(Part of a data file)
-------------------------

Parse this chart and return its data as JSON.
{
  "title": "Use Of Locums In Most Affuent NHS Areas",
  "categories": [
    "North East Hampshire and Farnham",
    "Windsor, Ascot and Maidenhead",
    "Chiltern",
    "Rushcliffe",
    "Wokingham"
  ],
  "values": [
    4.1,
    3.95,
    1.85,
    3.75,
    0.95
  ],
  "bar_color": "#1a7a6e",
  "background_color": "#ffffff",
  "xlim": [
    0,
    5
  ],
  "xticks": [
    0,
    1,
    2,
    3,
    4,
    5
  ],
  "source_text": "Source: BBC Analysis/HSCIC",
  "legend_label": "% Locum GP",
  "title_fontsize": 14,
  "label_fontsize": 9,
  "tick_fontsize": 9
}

-------------------------

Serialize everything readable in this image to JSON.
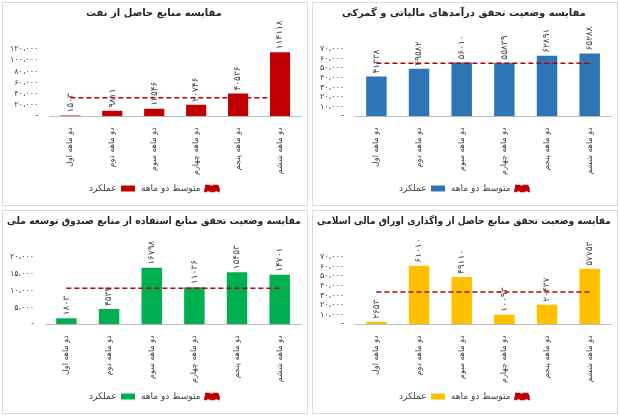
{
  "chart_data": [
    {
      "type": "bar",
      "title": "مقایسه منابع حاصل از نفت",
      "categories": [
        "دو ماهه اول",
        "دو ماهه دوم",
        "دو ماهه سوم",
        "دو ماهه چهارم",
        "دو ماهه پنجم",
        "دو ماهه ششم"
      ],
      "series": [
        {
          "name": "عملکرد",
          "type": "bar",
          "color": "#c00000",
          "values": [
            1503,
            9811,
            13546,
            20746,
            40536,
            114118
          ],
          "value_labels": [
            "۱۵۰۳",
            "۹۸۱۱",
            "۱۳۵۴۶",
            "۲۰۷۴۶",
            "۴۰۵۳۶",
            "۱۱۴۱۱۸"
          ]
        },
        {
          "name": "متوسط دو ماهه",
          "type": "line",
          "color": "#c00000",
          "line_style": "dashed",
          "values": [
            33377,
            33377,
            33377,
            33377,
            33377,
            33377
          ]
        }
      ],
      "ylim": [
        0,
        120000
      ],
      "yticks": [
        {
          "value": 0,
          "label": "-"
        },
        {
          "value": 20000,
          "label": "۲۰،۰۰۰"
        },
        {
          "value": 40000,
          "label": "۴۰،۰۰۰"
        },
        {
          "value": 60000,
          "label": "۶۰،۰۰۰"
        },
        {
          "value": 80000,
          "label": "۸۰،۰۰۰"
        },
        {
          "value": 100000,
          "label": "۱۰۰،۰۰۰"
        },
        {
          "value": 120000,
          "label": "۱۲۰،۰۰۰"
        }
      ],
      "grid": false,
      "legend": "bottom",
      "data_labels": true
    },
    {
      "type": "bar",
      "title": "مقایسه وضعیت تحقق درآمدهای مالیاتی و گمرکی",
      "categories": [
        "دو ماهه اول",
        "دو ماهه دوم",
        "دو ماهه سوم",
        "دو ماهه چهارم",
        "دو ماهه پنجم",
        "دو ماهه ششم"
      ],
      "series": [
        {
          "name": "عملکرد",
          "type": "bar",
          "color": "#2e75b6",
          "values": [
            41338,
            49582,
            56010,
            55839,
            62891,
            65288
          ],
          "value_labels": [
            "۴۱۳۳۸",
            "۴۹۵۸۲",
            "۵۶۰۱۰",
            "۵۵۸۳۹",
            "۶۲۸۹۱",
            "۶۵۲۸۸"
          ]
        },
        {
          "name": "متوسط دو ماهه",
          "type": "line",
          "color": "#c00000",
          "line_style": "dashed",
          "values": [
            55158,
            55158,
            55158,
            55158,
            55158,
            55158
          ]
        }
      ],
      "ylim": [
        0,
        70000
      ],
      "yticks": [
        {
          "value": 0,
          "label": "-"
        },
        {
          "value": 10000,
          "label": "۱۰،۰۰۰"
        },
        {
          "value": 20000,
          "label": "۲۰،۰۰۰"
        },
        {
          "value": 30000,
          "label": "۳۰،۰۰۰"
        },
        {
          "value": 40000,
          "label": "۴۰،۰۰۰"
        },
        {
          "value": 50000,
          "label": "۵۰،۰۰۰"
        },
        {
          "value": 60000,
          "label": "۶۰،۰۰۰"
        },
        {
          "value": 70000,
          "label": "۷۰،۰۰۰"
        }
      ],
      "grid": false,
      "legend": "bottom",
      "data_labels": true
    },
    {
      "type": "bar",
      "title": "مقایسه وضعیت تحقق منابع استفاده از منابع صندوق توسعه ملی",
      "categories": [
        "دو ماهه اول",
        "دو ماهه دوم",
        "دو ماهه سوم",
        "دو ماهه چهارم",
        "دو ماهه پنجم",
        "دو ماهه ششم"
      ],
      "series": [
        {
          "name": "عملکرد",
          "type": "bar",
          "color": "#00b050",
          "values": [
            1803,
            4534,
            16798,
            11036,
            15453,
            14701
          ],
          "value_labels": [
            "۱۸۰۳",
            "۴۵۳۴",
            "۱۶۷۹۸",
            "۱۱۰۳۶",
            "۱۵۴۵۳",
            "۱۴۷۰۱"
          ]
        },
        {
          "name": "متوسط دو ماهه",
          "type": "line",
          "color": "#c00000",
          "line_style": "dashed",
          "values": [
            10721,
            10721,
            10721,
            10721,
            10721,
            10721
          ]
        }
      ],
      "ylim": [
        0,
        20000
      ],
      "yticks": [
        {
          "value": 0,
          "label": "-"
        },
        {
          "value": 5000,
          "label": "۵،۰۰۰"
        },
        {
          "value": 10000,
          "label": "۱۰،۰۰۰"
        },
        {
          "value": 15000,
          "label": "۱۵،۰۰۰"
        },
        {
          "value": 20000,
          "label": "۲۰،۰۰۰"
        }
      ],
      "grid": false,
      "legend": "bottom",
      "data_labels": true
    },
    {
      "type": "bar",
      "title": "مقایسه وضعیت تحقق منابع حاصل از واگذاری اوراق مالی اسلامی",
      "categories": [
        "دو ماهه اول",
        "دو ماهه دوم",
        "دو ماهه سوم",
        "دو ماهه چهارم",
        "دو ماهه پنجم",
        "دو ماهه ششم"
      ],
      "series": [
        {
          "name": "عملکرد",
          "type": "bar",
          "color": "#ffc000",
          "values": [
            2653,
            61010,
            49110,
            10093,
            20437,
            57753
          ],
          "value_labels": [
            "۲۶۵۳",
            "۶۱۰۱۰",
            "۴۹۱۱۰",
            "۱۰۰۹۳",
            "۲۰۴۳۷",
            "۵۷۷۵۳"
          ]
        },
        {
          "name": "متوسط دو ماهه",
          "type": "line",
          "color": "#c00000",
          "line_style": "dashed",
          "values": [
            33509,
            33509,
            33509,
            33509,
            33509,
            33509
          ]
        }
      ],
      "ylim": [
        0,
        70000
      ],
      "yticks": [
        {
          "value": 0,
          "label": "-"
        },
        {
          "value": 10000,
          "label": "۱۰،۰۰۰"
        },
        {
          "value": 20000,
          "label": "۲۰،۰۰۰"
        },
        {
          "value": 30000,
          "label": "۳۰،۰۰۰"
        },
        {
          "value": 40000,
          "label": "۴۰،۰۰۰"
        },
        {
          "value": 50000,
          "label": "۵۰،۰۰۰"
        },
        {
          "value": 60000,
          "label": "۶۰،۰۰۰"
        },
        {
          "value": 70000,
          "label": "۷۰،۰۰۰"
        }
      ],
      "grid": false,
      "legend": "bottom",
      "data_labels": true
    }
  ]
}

-------------------------

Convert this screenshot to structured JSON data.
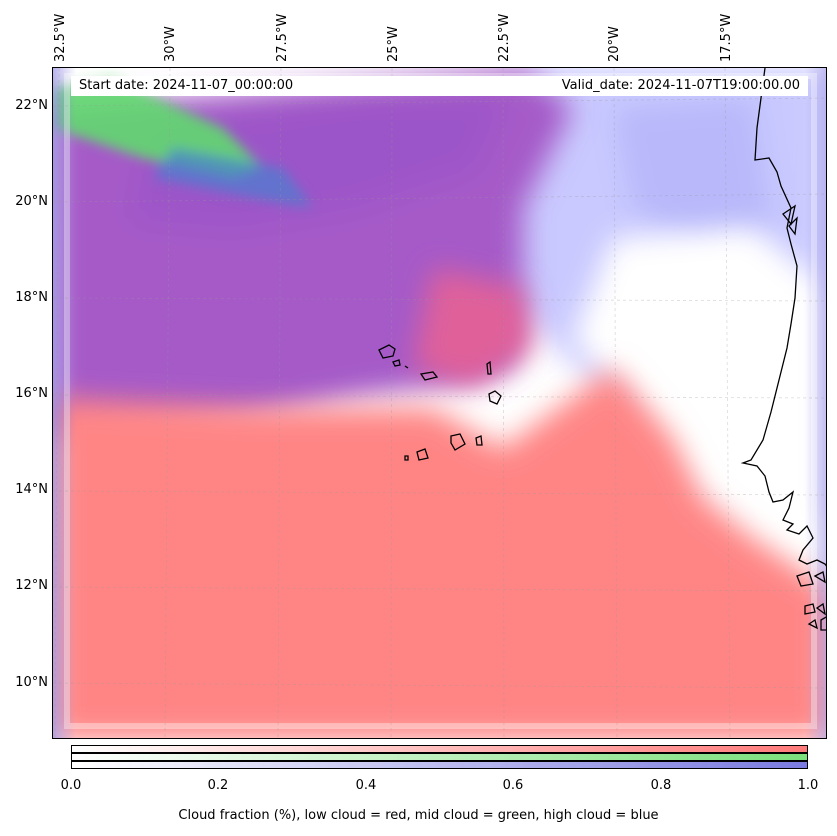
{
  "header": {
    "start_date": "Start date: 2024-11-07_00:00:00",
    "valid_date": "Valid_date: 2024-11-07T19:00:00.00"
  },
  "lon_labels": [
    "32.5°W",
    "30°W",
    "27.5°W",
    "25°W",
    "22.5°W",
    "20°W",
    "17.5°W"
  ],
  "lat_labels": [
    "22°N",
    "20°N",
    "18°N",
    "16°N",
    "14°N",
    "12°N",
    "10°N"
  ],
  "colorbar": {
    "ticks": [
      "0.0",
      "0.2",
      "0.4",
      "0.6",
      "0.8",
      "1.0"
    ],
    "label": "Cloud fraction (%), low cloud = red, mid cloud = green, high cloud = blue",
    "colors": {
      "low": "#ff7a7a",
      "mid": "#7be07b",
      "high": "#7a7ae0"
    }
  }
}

-------------------------

*Your objective*
From the entries above, extract each line containing "this".

*Task answer*
Parse this chart and return its data as JSON.
Serialize everything readable in this image to JSON.
Convert this screenshot to structured JSON data.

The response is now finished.